What is needed:
Count the lines below that contain the word "root" and give only that number.

Dataset records:
'''

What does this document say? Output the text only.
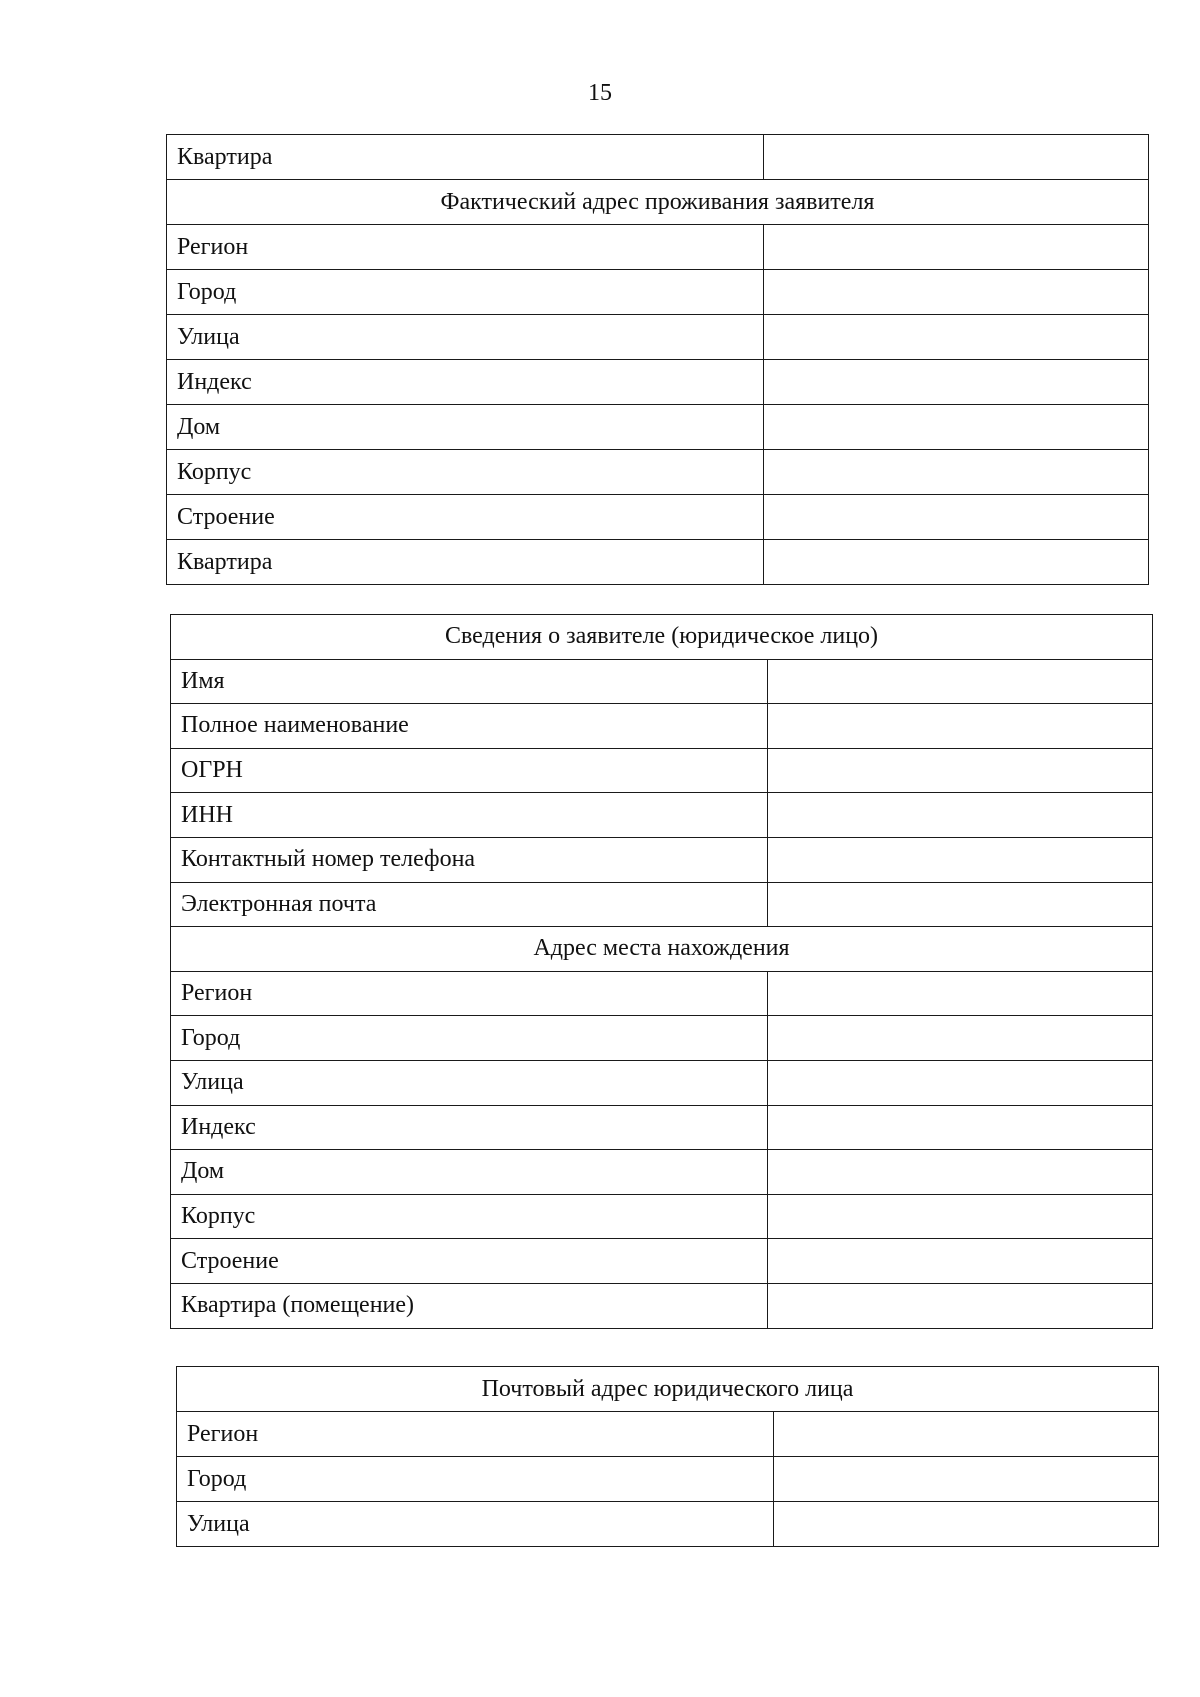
15
Квартира	
Фактический адрес проживания заявителя	
Регион	
Город	
Улица	
Индекс	
Дом	
Корпус	
Строение	
Квартира	
Сведения о заявителе (юридическое лицо)	
Имя	
Полное наименование	
ОГРН	
ИНН	
Контактный номер телефона	
Электронная почта	
Адрес места нахождения	
Регион	
Город	
Улица	
Индекс	
Дом	
Корпус	
Строение	
Квартира (помещение)	
Почтовый адрес юридического лица	
Регион	
Город	
Улица	
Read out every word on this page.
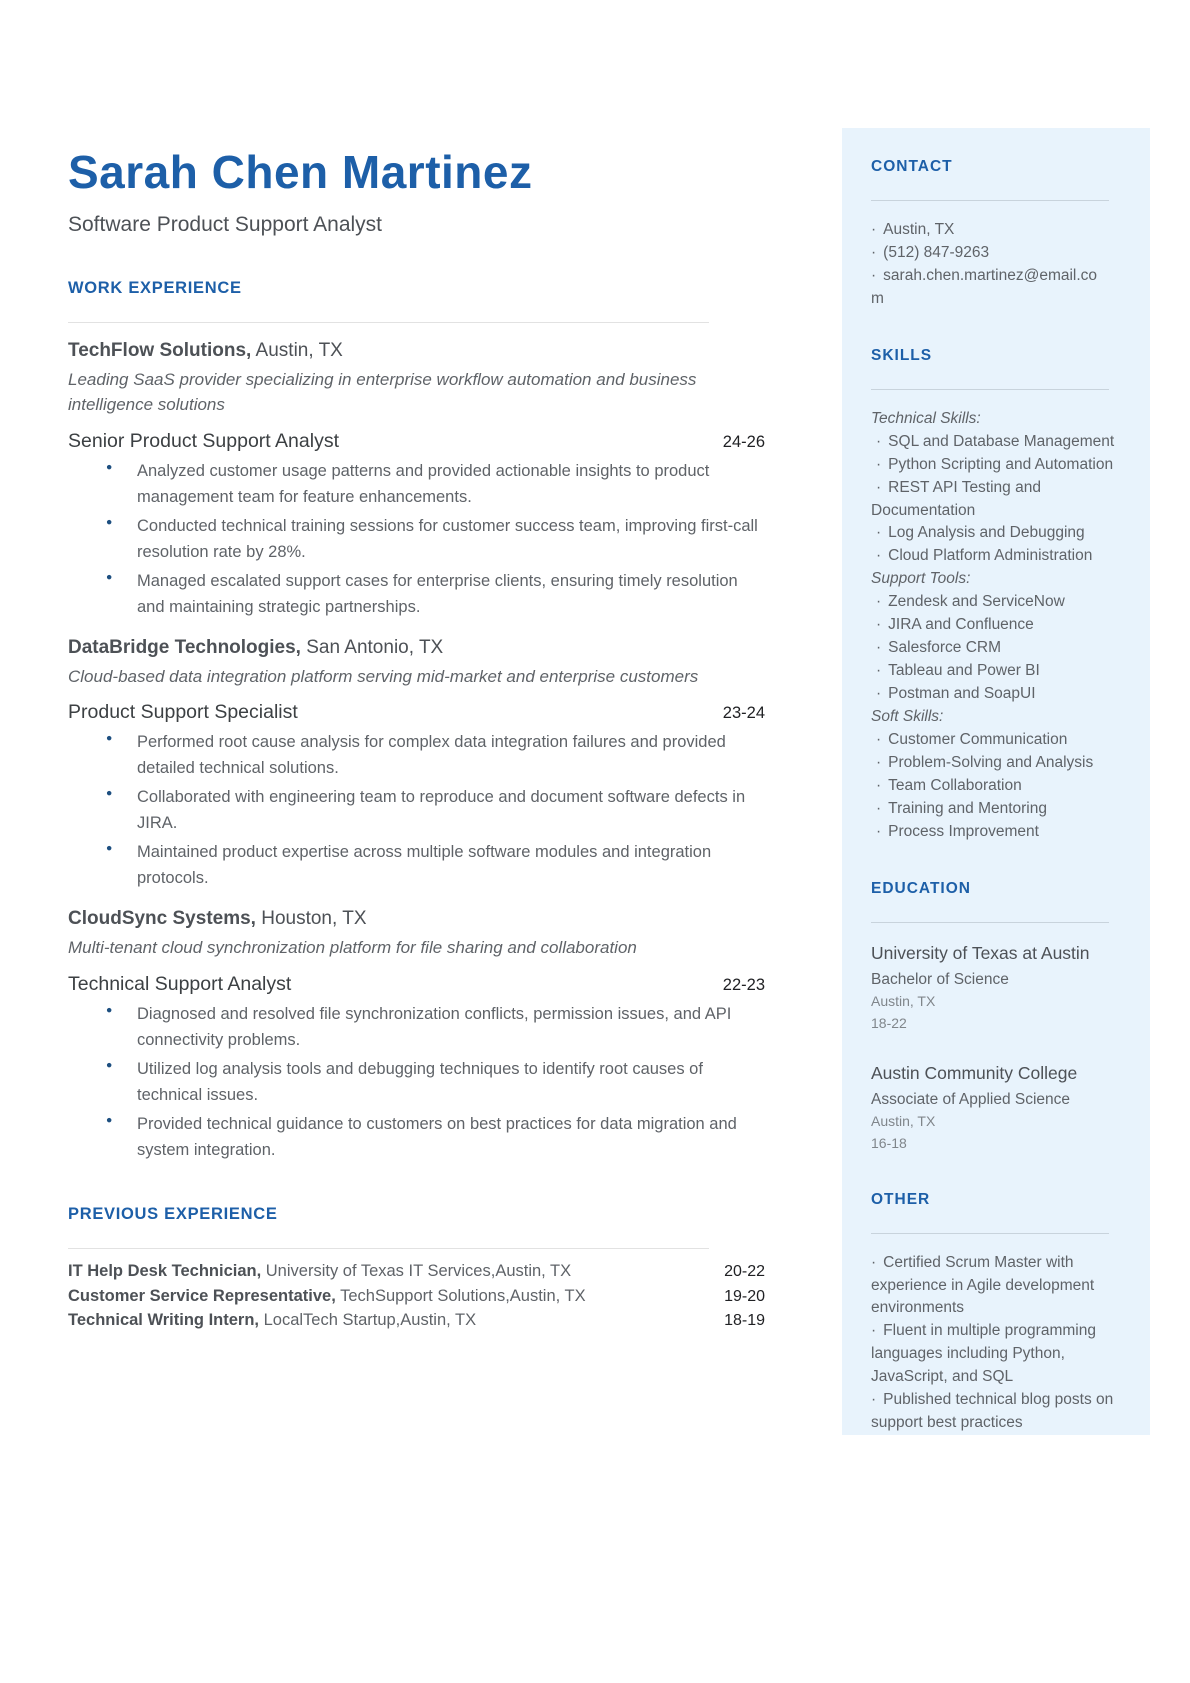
Sarah Chen Martinez
Software Product Support Analyst
WORK EXPERIENCE
TechFlow Solutions, Austin, TX
Leading SaaS provider specializing in enterprise workflow automation and business intelligence solutions
Senior Product Support Analyst	24-26
● Analyzed customer usage patterns and provided actionable insights to product management team for feature enhancements.
● Conducted technical training sessions for customer success team, improving first-call resolution rate by 28%.
● Managed escalated support cases for enterprise clients, ensuring timely resolution and maintaining strategic partnerships.
DataBridge Technologies, San Antonio, TX
Cloud-based data integration platform serving mid-market and enterprise customers
Product Support Specialist	23-24
● Performed root cause analysis for complex data integration failures and provided detailed technical solutions.
● Collaborated with engineering team to reproduce and document software defects in JIRA.
● Maintained product expertise across multiple software modules and integration protocols.
CloudSync Systems, Houston, TX
Multi-tenant cloud synchronization platform for file sharing and collaboration
Technical Support Analyst	22-23
● Diagnosed and resolved file synchronization conflicts, permission issues, and API connectivity problems.
● Utilized log analysis tools and debugging techniques to identify root causes of technical issues.
● Provided technical guidance to customers on best practices for data migration and system integration.
PREVIOUS EXPERIENCE
IT Help Desk Technician, University of Texas IT Services,Austin, TX	20-22
Customer Service Representative, TechSupport Solutions,Austin, TX	19-20
Technical Writing Intern, LocalTech Startup,Austin, TX	18-19
CONTACT
· Austin, TX
· (512) 847-9263
· sarah.chen.martinez@email.com
SKILLS
Technical Skills:
· SQL and Database Management
· Python Scripting and Automation
· REST API Testing and Documentation
· Log Analysis and Debugging
· Cloud Platform Administration
Support Tools:
· Zendesk and ServiceNow
· JIRA and Confluence
· Salesforce CRM
· Tableau and Power BI
· Postman and SoapUI
Soft Skills:
· Customer Communication
· Problem-Solving and Analysis
· Team Collaboration
· Training and Mentoring
· Process Improvement
EDUCATION
University of Texas at Austin
Bachelor of Science
Austin, TX
18-22
Austin Community College
Associate of Applied Science
Austin, TX
16-18
OTHER
· Certified Scrum Master with experience in Agile development environments
· Fluent in multiple programming languages including Python, JavaScript, and SQL
· Published technical blog posts on support best practices
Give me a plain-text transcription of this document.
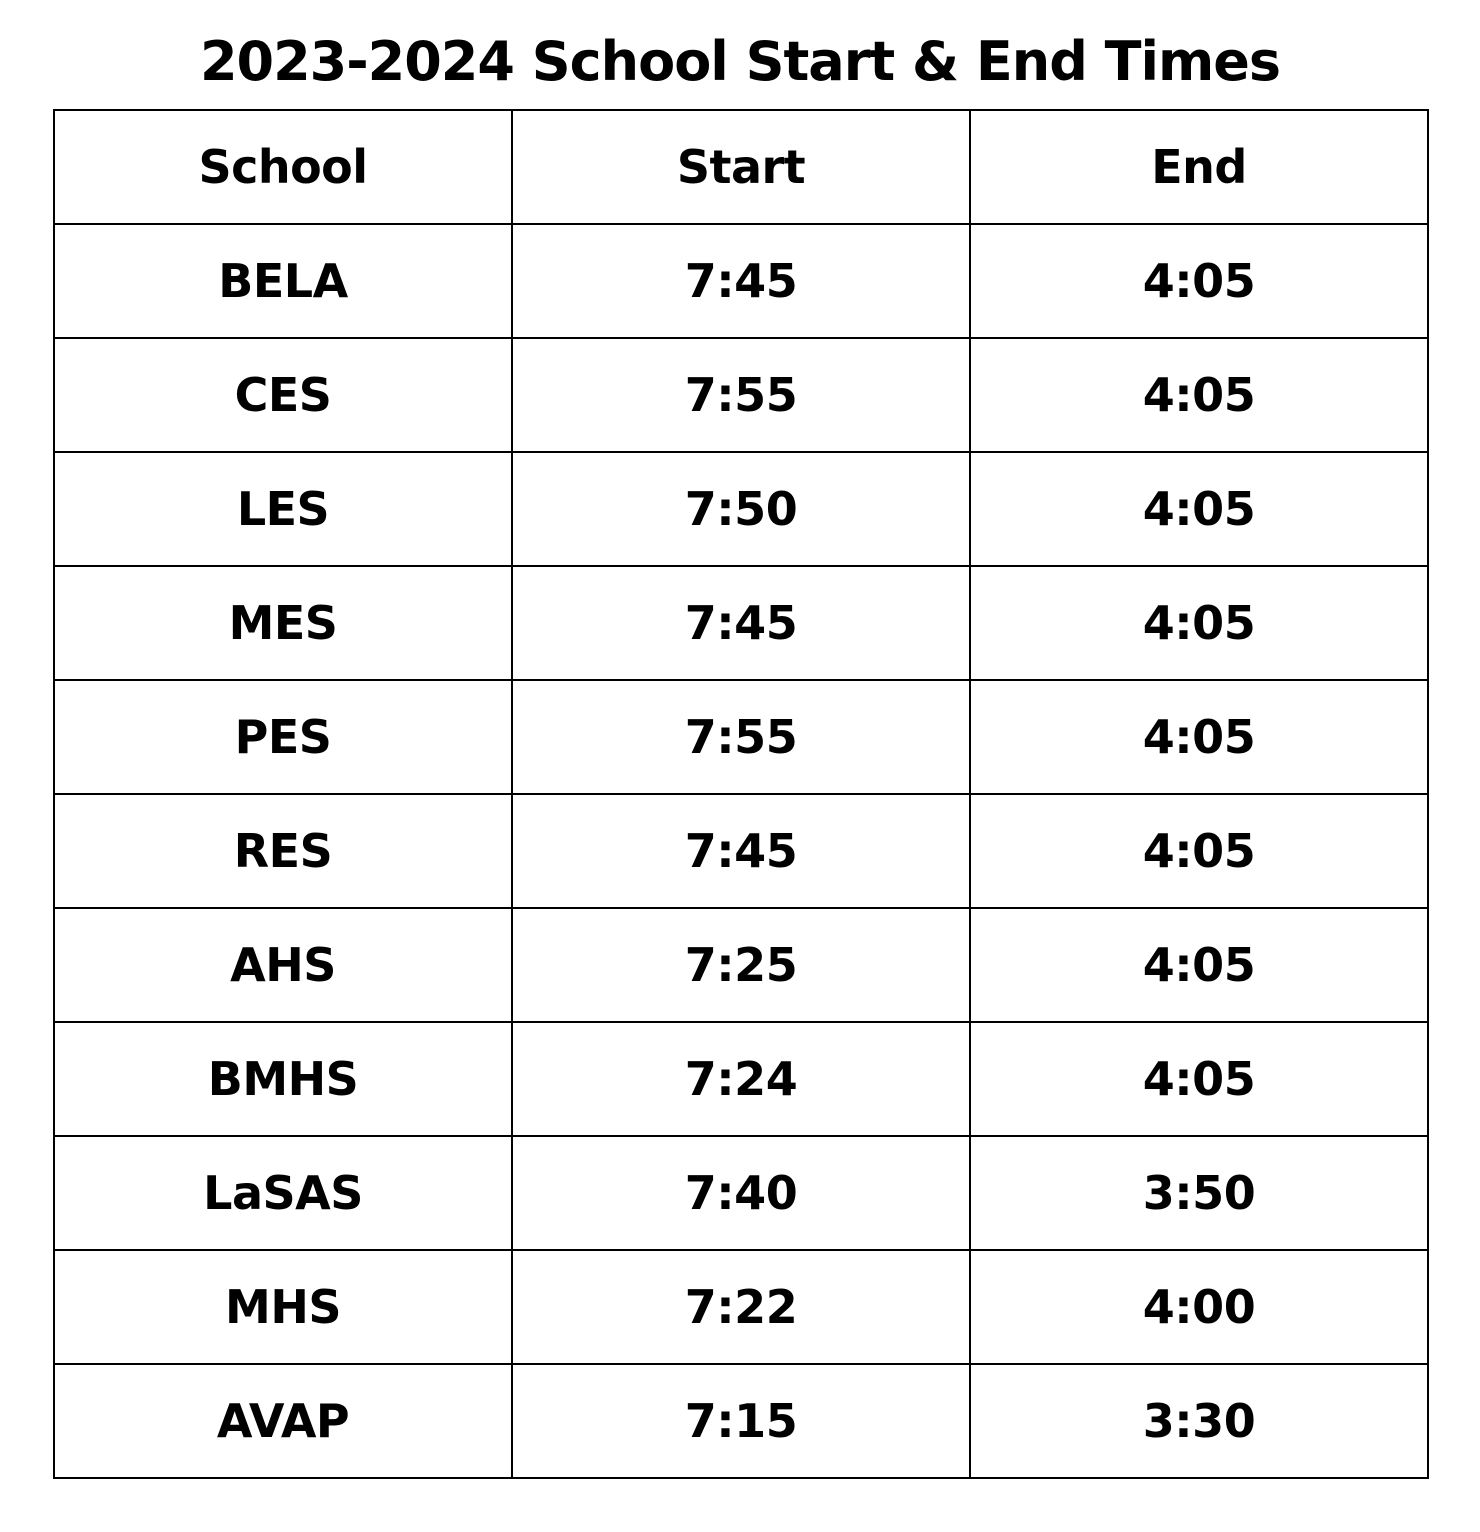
2023-2024 School Start & End Times
School	Start	End
BELA	7:45	4:05
CES	7:55	4:05
LES	7:50	4:05
MES	7:45	4:05
PES	7:55	4:05
RES	7:45	4:05
AHS	7:25	4:05
BMHS	7:24	4:05
LaSAS	7:40	3:50
MHS	7:22	4:00
AVAP	7:15	3:30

'''

Result of the task:
2